## WRITTEN PROBLEM
Rewrite the data beginning at the line that contains "candle-bear [768, 211, 774, 217]" and ending after the line that contains "candle-bull [848, 210, 854, 231]", substituting "bearish-candle" for every "candle-bear" and leaving everything else unchanged.

[Records from a collection]
= = = =

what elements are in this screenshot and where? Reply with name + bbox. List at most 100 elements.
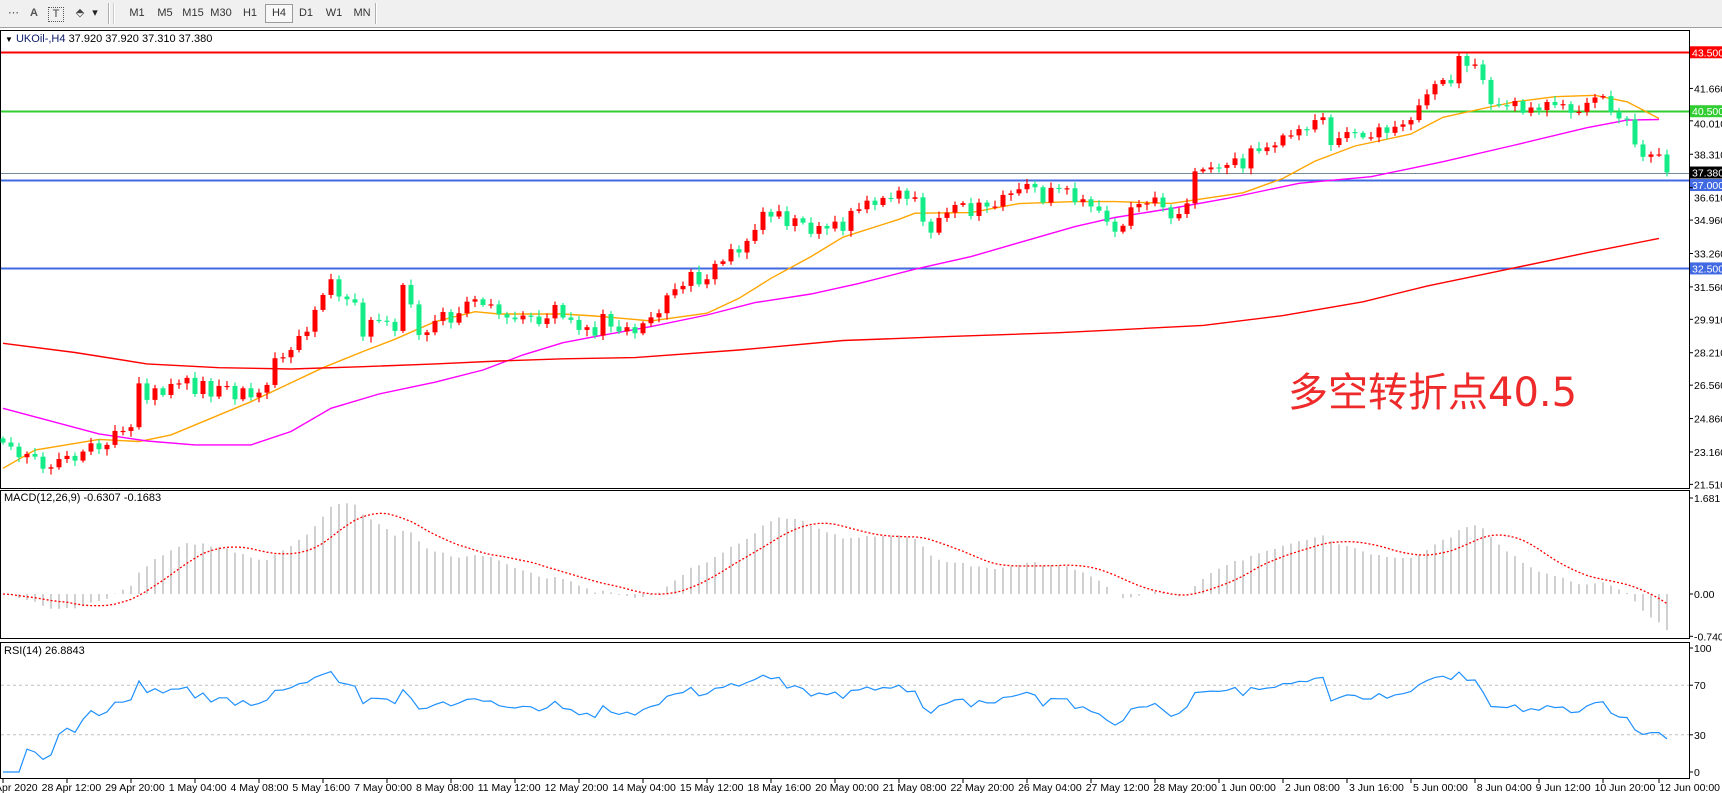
candle-bear [768, 211, 774, 217]
candle-bear [1104, 210, 1110, 222]
rsi-axis-label: 100 [1694, 643, 1712, 655]
toolbar-separator [108, 3, 110, 24]
candle-bear [512, 317, 518, 320]
candle-bear [1360, 132, 1366, 138]
candle-bull [712, 263, 718, 280]
text-label-tool-icon[interactable]: T [48, 7, 64, 22]
timeframe-m15-button[interactable]: M15 [182, 7, 204, 19]
candle-bull [848, 210, 854, 231]
time-axis-label: 4 May 08:00 [231, 782, 289, 793]
price-axis-label: 36.610 [1694, 193, 1722, 205]
candle-bull [1344, 132, 1350, 139]
candle-bull [1184, 203, 1190, 214]
macd-panel [0, 490, 1690, 639]
candle-bull [304, 331, 310, 337]
symbol-label: UKOil-,H4 [15, 33, 66, 45]
collapse-triangle-icon[interactable]: ▼ [5, 35, 13, 44]
candle-bull [1288, 135, 1294, 137]
price-tag-43.500-label: 43.500 [1692, 47, 1722, 59]
candle-bull [1008, 193, 1014, 195]
candle-bear [1216, 167, 1222, 169]
candle-bull [1120, 225, 1126, 232]
candle-bull [1472, 64, 1478, 66]
arrows-tool-icon[interactable]: ⬘ [75, 7, 85, 19]
timeframe-m1-button[interactable]: M1 [129, 7, 145, 19]
macd-axis-label: -0.7408 [1694, 631, 1722, 643]
candle-bull [1368, 137, 1374, 139]
candle-bull [224, 385, 230, 388]
time-axis-label: 26 May 04:00 [1018, 782, 1082, 793]
macd-axis-label: 0.00 [1694, 589, 1715, 601]
candle-bull [672, 289, 678, 296]
time-axis-label: 1 May 04:00 [169, 782, 227, 793]
candle-bull [728, 249, 734, 262]
toolbar-grip[interactable] [113, 3, 115, 24]
candle-bull [1648, 154, 1654, 157]
candle-bear [616, 326, 622, 332]
text-tool-icon[interactable]: A [30, 7, 38, 19]
candle-bull [1264, 147, 1270, 152]
time-axis-label: 14 May 04:00 [612, 782, 676, 793]
candle-bear [608, 314, 614, 327]
candle-bull [432, 320, 438, 333]
rsi-axis-label: 0 [1694, 767, 1700, 779]
timeframe-d1-button[interactable]: D1 [298, 7, 314, 19]
arrows-dropdown-chevron-icon[interactable]: ▾ [92, 7, 98, 19]
candle-bear [1384, 127, 1390, 133]
candle-bull [976, 202, 982, 216]
time-axis-label: 15 May 12:00 [680, 782, 744, 793]
candle-bull [1232, 158, 1238, 166]
price-axis-label: 33.260 [1694, 248, 1722, 260]
price-axis-label: 23.160 [1694, 447, 1722, 459]
price-tag-40.500-label: 40.500 [1692, 106, 1722, 118]
candle-bull [1600, 96, 1606, 98]
candle-bear [8, 442, 14, 447]
candle-bear [480, 299, 486, 305]
candle-bull [816, 225, 822, 234]
period-separator-icon[interactable]: ⋯ [8, 7, 19, 19]
time-axis-label: 10 Jun 20:00 [1595, 782, 1656, 793]
timeframe-w1-button[interactable]: W1 [325, 7, 343, 19]
timeframe-m5-button[interactable]: M5 [157, 7, 173, 19]
macd-signal-line [2, 512, 1668, 607]
rsi-line [3, 670, 1668, 773]
candle-bull [832, 221, 838, 229]
price-axis-label: 26.560 [1694, 380, 1722, 392]
candle-bull [176, 383, 182, 385]
candle-bear [536, 316, 542, 325]
candle-bear [808, 222, 814, 234]
time-axis-label: 9 Jun 12:00 [1536, 782, 1591, 793]
timeframe-m30-button[interactable]: M30 [210, 7, 232, 19]
candle-bull [1576, 111, 1582, 114]
time-axis-label: 18 May 16:00 [748, 782, 812, 793]
candle-bull [1400, 124, 1406, 127]
candle-bull [312, 309, 318, 332]
price-axis-label: 29.910 [1694, 314, 1722, 326]
candle-bull [688, 271, 694, 286]
candle-bear [984, 202, 990, 207]
timeframe-h4-button[interactable]: H4 [265, 4, 293, 23]
candle-bull [1048, 187, 1054, 203]
candle-bull [320, 294, 326, 310]
candle-bull [120, 430, 126, 433]
main-chart-panel [0, 30, 1690, 489]
candle-bear [840, 221, 846, 231]
candle-bull [104, 444, 110, 450]
candle-bull [264, 384, 270, 393]
price-axis-label: 38.310 [1694, 149, 1722, 161]
candle-bear [1352, 132, 1358, 134]
candle-bear [16, 446, 22, 458]
candle-bull [544, 318, 550, 325]
price-axis-label: 31.560 [1694, 282, 1722, 294]
chart-annotation-text[interactable]: 多空转折点40.5 [1288, 370, 1578, 416]
timeframe-h1-button[interactable]: H1 [242, 7, 258, 19]
candle-bull [1024, 183, 1030, 190]
rsi-label: RSI(14) 26.8843 [4, 645, 85, 657]
timeframe-mn-button[interactable]: MN [353, 7, 371, 19]
candle-bear [1040, 187, 1046, 203]
candle-bull [792, 218, 798, 226]
candle-bear [1640, 144, 1646, 157]
candle-bear [1520, 101, 1526, 113]
candle-bull [112, 430, 118, 445]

= = = =

## RESULT OF THE TASK
bearish-candle [768, 211, 774, 217]
bearish-candle [1104, 210, 1110, 222]
rsi-axis-label: 100 [1694, 643, 1712, 655]
toolbar-separator [108, 3, 110, 24]
bearish-candle [512, 317, 518, 320]
bearish-candle [1360, 132, 1366, 138]
candle-bull [712, 263, 718, 280]
text-label-tool-icon[interactable]: T [48, 7, 64, 22]
timeframe-m15-button[interactable]: M15 [182, 7, 204, 19]
candle-bull [848, 210, 854, 231]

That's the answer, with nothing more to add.